- _SELECTED TEXT_
::::

April 9 Runoff for Commission Seat #4

Election night ended with a resounding ‘thunk.’ The two top vote-getters, Todd Weaver and Peter Weldon, will get do-overs in an April 9 runoff, since no candidate garnered more than 50 percent of the vote.

The unofficial breakdown from Orange County shows Weaver leading the pack with 2,589 votes, or 47.9 percent, trailed by Weldon at 2,383, or 44.1 percent, and Barbara Chandler with 431 votes, or 7.98 percent. Because there were three candidates, for one to declare a decisive victory would have required he or she received more than 50 percent of the vote.

What Does That Mean for US, The Voters?

We get do-overs, too. According to the Orange County Supervisor of Elections office, anyone who has a request on file for a Vote by Mail ballot will automatically receive another Vote by Mail ballot – one with two choices this time.

::::

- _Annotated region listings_
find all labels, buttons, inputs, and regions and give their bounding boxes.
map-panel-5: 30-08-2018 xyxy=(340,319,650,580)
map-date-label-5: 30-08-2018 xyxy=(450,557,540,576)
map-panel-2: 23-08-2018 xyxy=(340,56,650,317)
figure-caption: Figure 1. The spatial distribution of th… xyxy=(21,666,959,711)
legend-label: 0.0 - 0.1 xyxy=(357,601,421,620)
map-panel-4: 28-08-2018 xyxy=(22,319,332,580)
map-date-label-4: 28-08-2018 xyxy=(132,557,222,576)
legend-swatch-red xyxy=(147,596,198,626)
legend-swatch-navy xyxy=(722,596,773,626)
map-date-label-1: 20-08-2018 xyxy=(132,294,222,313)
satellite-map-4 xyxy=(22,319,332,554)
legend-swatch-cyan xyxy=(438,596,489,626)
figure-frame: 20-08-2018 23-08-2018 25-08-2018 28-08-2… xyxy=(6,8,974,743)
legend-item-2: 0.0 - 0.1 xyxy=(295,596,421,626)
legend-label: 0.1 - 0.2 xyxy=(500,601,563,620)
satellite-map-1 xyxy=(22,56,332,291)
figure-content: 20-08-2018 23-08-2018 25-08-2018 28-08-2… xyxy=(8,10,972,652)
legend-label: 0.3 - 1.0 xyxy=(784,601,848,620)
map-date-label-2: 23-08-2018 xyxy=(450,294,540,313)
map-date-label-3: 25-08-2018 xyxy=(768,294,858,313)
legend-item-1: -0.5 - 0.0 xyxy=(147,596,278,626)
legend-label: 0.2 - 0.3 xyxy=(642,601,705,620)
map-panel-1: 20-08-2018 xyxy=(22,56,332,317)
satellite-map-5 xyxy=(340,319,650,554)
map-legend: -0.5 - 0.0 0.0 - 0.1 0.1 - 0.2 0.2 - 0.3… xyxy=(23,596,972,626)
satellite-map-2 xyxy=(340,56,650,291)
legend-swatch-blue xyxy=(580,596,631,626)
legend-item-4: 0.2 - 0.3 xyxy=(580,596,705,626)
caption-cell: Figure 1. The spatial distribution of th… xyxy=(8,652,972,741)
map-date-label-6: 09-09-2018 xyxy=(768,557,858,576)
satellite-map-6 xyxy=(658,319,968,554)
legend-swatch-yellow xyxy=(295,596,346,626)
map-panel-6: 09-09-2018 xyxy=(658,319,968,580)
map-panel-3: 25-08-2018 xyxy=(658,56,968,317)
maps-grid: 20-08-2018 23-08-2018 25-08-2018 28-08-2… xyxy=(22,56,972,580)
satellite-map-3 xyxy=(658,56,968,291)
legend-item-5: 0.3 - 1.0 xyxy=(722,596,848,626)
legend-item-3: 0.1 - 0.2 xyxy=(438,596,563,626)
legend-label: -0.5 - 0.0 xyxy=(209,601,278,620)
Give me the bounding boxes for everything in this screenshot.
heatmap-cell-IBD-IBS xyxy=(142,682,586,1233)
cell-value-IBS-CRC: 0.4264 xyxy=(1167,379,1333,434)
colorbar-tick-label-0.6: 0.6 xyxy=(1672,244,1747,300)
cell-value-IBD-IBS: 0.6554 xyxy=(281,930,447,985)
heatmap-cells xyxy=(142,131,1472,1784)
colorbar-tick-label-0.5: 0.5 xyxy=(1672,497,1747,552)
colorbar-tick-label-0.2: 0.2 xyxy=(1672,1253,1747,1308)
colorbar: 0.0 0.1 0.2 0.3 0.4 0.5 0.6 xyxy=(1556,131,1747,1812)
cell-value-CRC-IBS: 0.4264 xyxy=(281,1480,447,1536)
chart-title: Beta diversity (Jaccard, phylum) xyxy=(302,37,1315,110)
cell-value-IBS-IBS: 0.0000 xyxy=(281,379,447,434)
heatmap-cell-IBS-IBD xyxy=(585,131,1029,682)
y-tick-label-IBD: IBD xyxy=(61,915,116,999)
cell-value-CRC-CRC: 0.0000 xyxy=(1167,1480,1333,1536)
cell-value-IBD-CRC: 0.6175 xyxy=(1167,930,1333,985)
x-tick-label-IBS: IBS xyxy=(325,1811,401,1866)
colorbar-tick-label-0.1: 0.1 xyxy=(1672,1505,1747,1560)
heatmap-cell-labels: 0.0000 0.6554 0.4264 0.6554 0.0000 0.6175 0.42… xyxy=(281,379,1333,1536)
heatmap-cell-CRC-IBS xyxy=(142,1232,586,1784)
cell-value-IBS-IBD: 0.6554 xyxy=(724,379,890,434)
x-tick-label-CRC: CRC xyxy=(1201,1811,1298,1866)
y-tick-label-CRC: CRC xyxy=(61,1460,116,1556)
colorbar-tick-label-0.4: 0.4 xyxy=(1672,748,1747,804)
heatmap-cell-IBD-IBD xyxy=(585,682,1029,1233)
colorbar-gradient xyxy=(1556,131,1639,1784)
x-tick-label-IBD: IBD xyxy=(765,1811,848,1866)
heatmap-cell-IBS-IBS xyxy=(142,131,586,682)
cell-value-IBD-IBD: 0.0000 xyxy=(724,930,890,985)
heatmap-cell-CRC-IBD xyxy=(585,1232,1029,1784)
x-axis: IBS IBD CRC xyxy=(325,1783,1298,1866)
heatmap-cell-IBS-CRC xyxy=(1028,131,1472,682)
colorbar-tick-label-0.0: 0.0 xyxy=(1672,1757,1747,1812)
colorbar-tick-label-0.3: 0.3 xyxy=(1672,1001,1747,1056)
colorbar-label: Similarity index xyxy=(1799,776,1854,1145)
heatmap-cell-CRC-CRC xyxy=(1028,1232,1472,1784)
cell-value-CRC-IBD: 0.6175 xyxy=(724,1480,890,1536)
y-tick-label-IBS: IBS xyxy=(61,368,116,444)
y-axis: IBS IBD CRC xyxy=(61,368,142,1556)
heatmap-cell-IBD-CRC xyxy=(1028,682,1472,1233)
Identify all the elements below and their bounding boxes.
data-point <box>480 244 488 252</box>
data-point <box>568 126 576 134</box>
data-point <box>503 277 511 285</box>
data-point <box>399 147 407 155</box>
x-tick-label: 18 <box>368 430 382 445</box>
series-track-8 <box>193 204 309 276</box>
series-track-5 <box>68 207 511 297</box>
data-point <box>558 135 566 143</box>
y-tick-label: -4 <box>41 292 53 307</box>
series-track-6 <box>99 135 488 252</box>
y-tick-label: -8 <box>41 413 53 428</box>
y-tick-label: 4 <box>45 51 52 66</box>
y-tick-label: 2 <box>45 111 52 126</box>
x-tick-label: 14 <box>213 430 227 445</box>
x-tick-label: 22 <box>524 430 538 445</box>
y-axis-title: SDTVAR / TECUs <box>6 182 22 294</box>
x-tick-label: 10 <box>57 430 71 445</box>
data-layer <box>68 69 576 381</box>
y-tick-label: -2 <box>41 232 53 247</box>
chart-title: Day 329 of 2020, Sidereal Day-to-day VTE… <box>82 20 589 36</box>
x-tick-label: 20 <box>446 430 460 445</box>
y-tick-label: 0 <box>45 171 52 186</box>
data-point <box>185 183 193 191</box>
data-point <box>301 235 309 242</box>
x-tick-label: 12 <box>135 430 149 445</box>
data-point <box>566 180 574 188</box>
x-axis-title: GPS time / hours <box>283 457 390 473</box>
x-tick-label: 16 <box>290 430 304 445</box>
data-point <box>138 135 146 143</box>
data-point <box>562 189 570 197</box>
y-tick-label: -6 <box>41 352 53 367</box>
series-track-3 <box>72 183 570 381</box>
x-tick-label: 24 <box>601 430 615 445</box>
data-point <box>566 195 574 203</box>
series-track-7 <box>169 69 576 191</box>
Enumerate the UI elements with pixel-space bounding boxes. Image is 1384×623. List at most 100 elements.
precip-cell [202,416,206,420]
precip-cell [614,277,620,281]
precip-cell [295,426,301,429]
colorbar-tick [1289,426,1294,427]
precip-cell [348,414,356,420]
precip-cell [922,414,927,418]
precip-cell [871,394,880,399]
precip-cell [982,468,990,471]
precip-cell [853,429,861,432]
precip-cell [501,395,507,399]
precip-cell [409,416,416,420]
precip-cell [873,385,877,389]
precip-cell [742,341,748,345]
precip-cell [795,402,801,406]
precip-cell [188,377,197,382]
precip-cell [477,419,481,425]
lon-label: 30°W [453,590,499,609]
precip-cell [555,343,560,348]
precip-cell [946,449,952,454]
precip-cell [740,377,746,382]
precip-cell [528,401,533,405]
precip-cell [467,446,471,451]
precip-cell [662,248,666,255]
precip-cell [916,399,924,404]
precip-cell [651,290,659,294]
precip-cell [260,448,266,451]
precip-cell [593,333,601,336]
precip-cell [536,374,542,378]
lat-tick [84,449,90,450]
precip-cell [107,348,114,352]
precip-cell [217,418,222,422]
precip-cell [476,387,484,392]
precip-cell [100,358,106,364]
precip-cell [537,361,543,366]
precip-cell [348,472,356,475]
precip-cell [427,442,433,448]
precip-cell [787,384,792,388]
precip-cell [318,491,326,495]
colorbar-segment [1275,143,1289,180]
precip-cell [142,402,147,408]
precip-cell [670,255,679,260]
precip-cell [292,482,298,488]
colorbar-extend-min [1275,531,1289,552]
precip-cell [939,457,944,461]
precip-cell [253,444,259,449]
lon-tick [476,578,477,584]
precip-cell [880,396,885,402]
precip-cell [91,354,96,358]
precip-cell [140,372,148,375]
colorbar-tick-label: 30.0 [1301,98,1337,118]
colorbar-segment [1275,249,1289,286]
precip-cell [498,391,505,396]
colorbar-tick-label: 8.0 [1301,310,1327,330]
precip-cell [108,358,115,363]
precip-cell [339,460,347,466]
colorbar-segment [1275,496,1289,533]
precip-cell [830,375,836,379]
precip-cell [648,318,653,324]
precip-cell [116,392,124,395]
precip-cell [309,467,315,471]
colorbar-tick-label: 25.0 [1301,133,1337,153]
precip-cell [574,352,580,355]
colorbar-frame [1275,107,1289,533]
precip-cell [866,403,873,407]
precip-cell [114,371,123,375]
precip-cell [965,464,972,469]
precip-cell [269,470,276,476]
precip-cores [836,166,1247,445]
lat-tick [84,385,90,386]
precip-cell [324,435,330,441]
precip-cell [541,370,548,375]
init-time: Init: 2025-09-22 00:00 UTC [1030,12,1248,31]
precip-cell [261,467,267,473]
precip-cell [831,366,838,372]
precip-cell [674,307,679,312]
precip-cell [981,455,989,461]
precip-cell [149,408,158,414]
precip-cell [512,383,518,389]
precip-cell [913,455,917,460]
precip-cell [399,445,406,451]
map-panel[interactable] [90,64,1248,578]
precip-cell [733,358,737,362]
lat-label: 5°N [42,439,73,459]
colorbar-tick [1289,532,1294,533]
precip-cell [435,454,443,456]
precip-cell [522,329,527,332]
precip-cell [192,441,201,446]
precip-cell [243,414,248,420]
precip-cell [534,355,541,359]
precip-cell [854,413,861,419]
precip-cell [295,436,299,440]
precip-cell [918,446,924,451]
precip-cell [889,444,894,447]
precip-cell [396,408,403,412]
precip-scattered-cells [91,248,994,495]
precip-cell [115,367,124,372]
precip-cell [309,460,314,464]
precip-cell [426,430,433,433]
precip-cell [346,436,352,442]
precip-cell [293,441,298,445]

::::

- _DIRECTIONS_
A) Name every candidate mentioned in the runoff article.
B) For each statement, say whether the runoff article supports it, and quote the words that decide it: (i) Weaver received 47.9 percent of the vote. (ii) Chandler received more than 10 percent of the vote. (iii) Voters with a Vote by Mail request on file must submit a new request for the runoff.
C) Please quote the runoff article word for word from "Election night ended" to "choices this time.".
This data was drawn from a separate source.

- _ANSWERS TO THE TASKS_
A) Todd Weaver, Peter Weldon, Barbara Chandler

B)
(i) Yes: "Weaver leading the pack with 2,589 votes, or 47.9 percent"
(ii) No: "Barbara Chandler with 431 votes, or 7.98 percent"
(iii) No: "anyone who has a request on file for a Vote by Mail ballot will automatically receive another Vote by Mail ballot"

C)
Election night ended with a resounding ‘thunk.’ The two top vote-getters, Todd Weaver and Peter Weldon, will get do-overs in an April 9 runoff, since no candidate garnered more than 50 percent of the vote.

The unofficial breakdown from Orange County shows Weaver leading the pack with 2,589 votes, or 47.9 percent, trailed by Weldon at 2,383, or 44.1 percent, and Barbara Chandler with 431 votes, or 7.98 percent. Because there were three candidates, for one to declare a decisive victory would have required he or she received more than 50 percent of the vote.

What Does That Mean for US, The Voters?

We get do-overs, too. According to the Orange County Supervisor of Elections office, anyone who has a request on file for a Vote by Mail ballot will automatically receive another Vote by Mail ballot – one with two choices this time.